--- Begin SUPPLIED ENTRIES ---

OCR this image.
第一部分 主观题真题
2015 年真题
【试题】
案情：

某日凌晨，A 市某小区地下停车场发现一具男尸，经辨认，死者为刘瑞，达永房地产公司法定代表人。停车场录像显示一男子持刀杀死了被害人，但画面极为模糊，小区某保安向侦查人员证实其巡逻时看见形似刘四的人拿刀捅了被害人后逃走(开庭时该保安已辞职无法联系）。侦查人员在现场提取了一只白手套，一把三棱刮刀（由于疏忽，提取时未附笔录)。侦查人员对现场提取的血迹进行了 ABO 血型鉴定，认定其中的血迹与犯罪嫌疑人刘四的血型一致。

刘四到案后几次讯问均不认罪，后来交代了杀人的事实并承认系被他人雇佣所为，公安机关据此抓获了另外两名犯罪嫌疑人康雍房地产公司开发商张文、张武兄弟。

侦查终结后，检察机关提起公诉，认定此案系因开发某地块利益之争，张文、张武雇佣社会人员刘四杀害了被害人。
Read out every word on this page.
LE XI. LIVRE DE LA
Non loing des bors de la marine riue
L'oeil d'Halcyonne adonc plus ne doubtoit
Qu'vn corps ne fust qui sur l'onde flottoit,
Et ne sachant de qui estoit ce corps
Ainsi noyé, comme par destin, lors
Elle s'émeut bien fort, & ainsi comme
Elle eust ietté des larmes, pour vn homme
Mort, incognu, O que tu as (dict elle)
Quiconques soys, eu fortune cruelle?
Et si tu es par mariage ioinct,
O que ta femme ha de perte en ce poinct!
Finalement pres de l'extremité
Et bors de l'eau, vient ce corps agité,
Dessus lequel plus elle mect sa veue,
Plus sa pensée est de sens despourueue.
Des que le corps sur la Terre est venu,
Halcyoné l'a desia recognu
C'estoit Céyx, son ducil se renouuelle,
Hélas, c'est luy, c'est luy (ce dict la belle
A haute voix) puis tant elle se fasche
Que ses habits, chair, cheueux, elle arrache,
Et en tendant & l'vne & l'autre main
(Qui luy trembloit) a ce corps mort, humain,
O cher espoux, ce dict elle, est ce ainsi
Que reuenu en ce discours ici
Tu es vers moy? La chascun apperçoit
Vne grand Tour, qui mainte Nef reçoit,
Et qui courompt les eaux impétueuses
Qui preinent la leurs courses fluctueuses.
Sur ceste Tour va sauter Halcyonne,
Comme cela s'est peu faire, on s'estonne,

--- End SUPPLIED ENTRIES ---

**PROBLEM STATEMENT:** The entries above must be returned in full, exactly as shown.

**FINAL RESULT:**
OCR this image.
第一部分 主观题真题
2015 年真题
【试题】
案情：

某日凌晨，A 市某小区地下停车场发现一具男尸，经辨认，死者为刘瑞，达永房地产公司法定代表人。停车场录像显示一男子持刀杀死了被害人，但画面极为模糊，小区某保安向侦查人员证实其巡逻时看见形似刘四的人拿刀捅了被害人后逃走(开庭时该保安已辞职无法联系）。侦查人员在现场提取了一只白手套，一把三棱刮刀（由于疏忽，提取时未附笔录)。侦查人员对现场提取的血迹进行了 ABO 血型鉴定，认定其中的血迹与犯罪嫌疑人刘四的血型一致。

刘四到案后几次讯问均不认罪，后来交代了杀人的事实并承认系被他人雇佣所为，公安机关据此抓获了另外两名犯罪嫌疑人康雍房地产公司开发商张文、张武兄弟。

侦查终结后，检察机关提起公诉，认定此案系因开发某地块利益之争，张文、张武雇佣社会人员刘四杀害了被害人。
Read out every word on this page.
LE XI. LIVRE DE LA
Non loing des bors de la marine riue
L'oeil d'Halcyonne adonc plus ne doubtoit
Qu'vn corps ne fust qui sur l'onde flottoit,
Et ne sachant de qui estoit ce corps
Ainsi noyé, comme par destin, lors
Elle s'émeut bien fort, & ainsi comme
Elle eust ietté des larmes, pour vn homme
Mort, incognu, O que tu as (dict elle)
Quiconques soys, eu fortune cruelle?
Et si tu es par mariage ioinct,
O que ta femme ha de perte en ce poinct!
Finalement pres de l'extremité
Et bors de l'eau, vient ce corps agité,
Dessus lequel plus elle mect sa veue,
Plus sa pensée est de sens despourueue.
Des que le corps sur la Terre est venu,
Halcyoné l'a desia recognu
C'estoit Céyx, son ducil se renouuelle,
Hélas, c'est luy, c'est luy (ce dict la belle
A haute voix) puis tant elle se fasche
Que ses habits, chair, cheueux, elle arrache,
Et en tendant & l'vne & l'autre main
(Qui luy trembloit) a ce corps mort, humain,
O cher espoux, ce dict elle, est ce ainsi
Que reuenu en ce discours ici
Tu es vers moy? La chascun apperçoit
Vne grand Tour, qui mainte Nef reçoit,
Et qui courompt les eaux impétueuses
Qui preinent la leurs courses fluctueuses.
Sur ceste Tour va sauter Halcyonne,
Comme cela s'est peu faire, on s'estonne,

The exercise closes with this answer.